## WHAT TO WORK ON
Look for the word "Using" in the entries below, then copy every line that has it.

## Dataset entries
┄┄┄┄┄┄

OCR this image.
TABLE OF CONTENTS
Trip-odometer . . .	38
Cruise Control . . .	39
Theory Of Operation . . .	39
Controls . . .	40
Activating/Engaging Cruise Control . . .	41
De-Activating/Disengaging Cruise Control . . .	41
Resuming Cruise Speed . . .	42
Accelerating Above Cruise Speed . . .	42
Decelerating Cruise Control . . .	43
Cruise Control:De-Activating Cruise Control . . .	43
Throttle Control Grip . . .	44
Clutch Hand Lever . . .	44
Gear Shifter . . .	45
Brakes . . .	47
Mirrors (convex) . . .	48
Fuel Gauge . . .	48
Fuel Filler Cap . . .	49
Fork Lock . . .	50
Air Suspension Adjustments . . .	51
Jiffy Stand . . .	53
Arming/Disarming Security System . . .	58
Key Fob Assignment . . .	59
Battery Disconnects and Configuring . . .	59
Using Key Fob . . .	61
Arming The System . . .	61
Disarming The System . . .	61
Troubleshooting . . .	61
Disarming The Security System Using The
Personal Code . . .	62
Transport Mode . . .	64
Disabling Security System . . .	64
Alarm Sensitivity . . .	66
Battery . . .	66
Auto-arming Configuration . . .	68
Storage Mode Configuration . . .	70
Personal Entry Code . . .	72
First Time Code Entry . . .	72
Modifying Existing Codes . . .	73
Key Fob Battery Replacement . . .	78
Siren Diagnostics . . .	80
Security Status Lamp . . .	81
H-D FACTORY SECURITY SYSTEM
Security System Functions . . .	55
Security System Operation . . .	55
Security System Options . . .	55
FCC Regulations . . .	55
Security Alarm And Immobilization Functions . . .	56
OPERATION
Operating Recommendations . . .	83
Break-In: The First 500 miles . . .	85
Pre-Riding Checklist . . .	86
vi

┄┄┄┄┄┄

## ANSWER TO THE PROBLEM
Using Key Fob . . .	61
Disarming The Security System Using The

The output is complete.